[Problem details]
Bring together all lines of the material below that contain the string "κατὰ".

>> Begin Input material

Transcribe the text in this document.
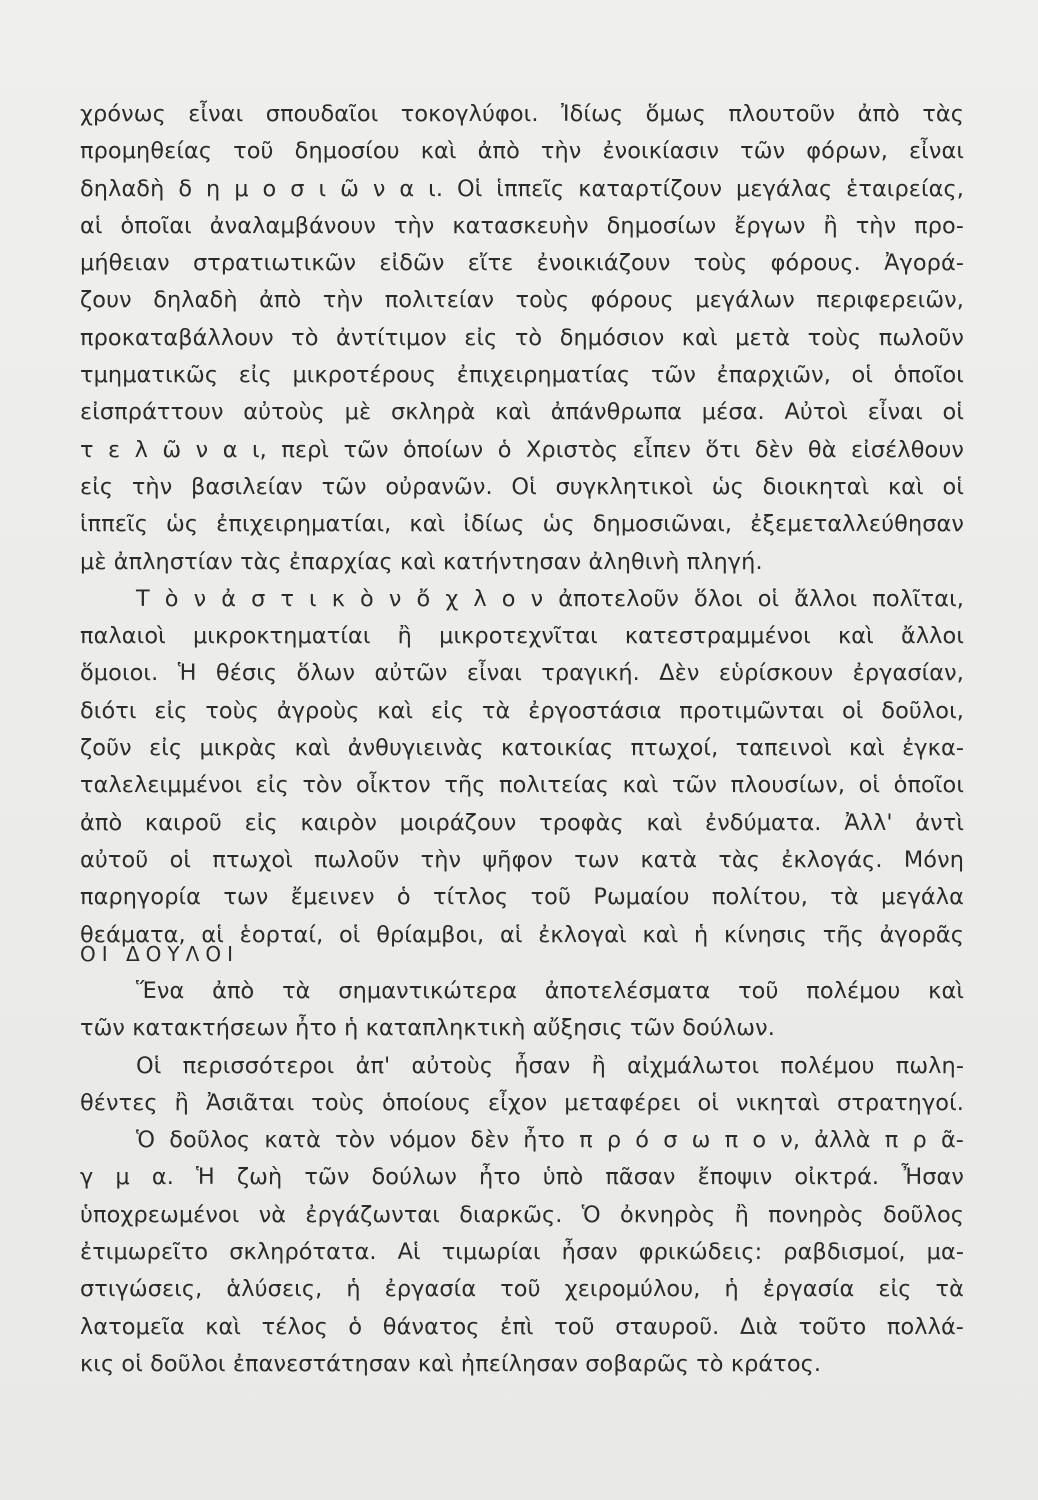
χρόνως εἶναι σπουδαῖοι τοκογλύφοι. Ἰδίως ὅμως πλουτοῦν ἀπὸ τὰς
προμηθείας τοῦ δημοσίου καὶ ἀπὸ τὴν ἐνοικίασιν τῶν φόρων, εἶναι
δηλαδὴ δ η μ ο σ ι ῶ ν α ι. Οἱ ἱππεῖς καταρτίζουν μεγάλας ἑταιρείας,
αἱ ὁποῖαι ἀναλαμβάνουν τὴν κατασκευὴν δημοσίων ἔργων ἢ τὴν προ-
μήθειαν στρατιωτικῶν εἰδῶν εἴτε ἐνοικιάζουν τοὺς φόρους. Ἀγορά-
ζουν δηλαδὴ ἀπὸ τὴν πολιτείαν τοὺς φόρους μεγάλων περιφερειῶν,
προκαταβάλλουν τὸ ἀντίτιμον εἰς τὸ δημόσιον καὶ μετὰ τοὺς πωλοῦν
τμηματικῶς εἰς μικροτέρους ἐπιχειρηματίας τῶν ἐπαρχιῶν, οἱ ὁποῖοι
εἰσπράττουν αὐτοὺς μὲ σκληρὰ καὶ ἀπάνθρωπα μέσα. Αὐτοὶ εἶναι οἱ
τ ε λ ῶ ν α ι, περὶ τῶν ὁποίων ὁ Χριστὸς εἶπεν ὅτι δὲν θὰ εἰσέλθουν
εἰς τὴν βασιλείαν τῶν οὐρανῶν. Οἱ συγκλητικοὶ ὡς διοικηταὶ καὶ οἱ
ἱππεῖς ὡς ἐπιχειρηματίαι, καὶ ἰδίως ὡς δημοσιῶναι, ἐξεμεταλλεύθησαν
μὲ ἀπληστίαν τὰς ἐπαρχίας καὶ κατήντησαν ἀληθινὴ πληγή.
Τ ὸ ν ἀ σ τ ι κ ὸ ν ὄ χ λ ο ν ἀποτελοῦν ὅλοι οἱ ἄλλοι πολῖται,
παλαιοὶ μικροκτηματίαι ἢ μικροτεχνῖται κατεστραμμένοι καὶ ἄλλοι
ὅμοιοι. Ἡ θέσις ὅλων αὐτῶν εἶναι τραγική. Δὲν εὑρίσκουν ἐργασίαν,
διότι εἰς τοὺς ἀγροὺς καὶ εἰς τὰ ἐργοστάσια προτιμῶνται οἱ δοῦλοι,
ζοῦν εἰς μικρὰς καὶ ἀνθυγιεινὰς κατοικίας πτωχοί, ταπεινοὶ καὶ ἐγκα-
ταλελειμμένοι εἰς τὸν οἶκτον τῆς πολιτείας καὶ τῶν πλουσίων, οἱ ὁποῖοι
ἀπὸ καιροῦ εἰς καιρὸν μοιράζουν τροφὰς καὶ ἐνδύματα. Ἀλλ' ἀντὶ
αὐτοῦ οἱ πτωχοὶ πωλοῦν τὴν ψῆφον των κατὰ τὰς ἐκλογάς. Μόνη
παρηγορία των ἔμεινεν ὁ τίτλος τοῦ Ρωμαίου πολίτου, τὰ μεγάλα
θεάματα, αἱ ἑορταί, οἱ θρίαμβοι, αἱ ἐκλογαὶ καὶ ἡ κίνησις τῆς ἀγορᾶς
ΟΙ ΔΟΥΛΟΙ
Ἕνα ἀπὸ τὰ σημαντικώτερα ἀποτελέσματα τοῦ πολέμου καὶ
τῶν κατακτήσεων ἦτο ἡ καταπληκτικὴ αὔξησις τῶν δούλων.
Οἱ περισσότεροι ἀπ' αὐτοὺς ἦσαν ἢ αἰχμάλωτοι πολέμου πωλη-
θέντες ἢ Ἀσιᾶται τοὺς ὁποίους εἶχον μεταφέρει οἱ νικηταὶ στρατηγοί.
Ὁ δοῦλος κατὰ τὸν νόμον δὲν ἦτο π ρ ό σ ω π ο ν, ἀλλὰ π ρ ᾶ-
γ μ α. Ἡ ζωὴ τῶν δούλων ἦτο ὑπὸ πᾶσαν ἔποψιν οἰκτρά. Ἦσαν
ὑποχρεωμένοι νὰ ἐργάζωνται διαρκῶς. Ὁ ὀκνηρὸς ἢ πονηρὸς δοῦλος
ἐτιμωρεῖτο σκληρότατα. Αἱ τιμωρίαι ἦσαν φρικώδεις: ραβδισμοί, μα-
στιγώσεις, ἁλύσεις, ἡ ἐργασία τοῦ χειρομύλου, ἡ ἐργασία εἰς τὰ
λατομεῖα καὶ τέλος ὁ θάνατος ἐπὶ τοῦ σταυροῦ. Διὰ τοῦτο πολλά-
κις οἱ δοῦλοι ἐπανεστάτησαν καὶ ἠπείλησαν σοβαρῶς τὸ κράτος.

>> End Input material
>> Begin Input material

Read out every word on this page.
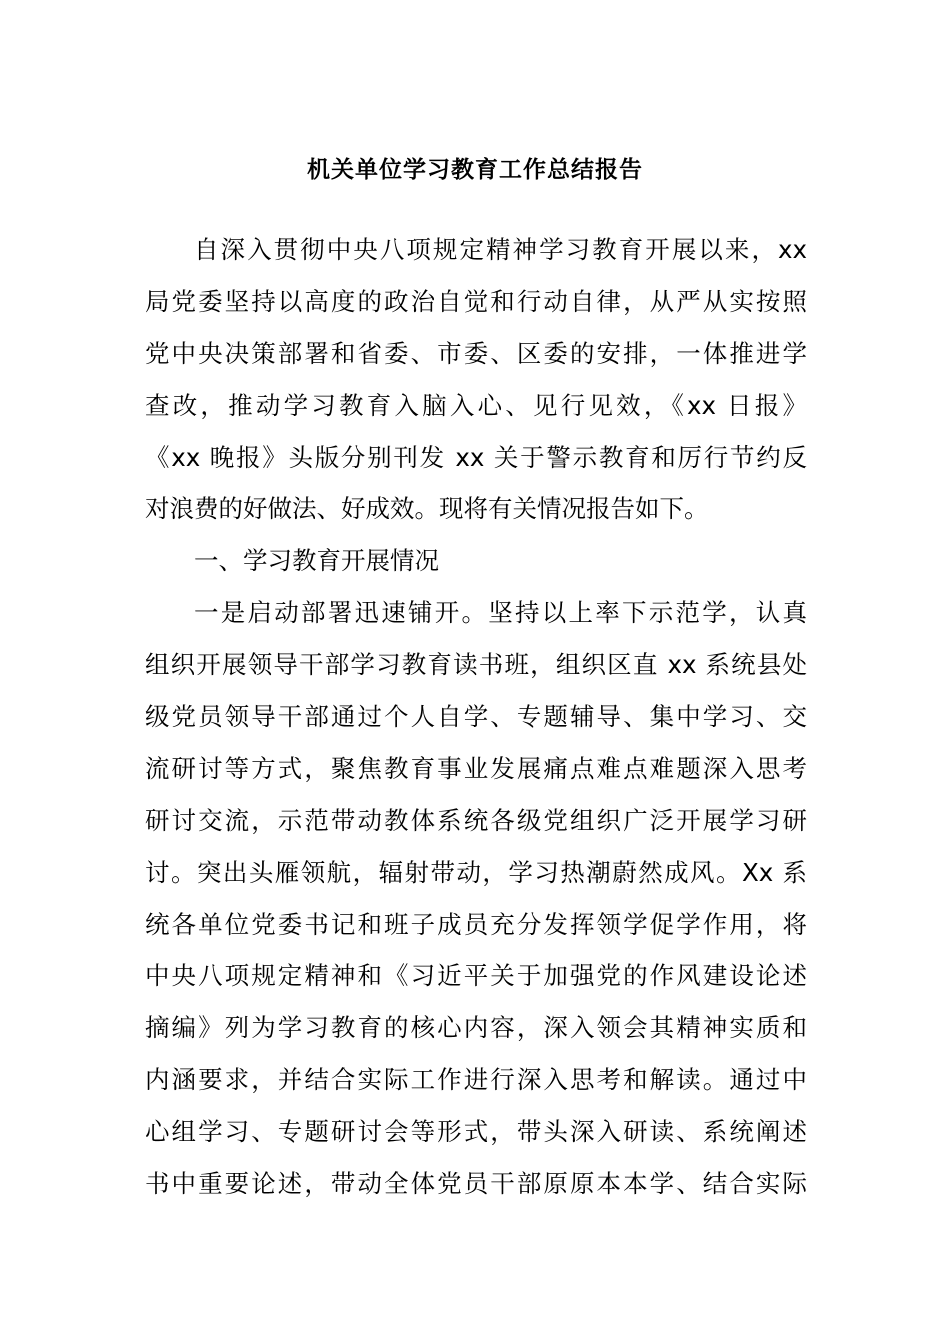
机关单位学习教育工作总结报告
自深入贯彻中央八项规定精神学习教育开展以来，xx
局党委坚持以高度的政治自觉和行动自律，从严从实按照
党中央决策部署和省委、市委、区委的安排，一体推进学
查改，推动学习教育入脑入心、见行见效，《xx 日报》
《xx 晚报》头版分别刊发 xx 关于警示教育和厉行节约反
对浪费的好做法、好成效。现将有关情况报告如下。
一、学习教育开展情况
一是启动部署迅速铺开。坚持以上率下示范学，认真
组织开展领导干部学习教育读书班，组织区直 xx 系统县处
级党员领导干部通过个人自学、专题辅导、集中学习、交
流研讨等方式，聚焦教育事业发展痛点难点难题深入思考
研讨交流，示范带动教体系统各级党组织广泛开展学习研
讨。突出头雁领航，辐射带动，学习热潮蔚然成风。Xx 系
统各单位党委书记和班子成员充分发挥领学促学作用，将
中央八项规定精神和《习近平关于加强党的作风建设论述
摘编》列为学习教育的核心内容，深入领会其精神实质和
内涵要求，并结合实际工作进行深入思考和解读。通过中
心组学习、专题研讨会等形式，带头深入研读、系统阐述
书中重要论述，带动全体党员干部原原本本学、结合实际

>> End Input material

[Solution to this problem]
αὐτοῦ οἱ πτωχοὶ πωλοῦν τὴν ψῆφον των κατὰ τὰς ἐκλογάς. Μόνη
Ὁ δοῦλος κατὰ τὸν νόμον δὲν ἦτο π ρ ό σ ω π ο ν, ἀλλὰ π ρ ᾶ-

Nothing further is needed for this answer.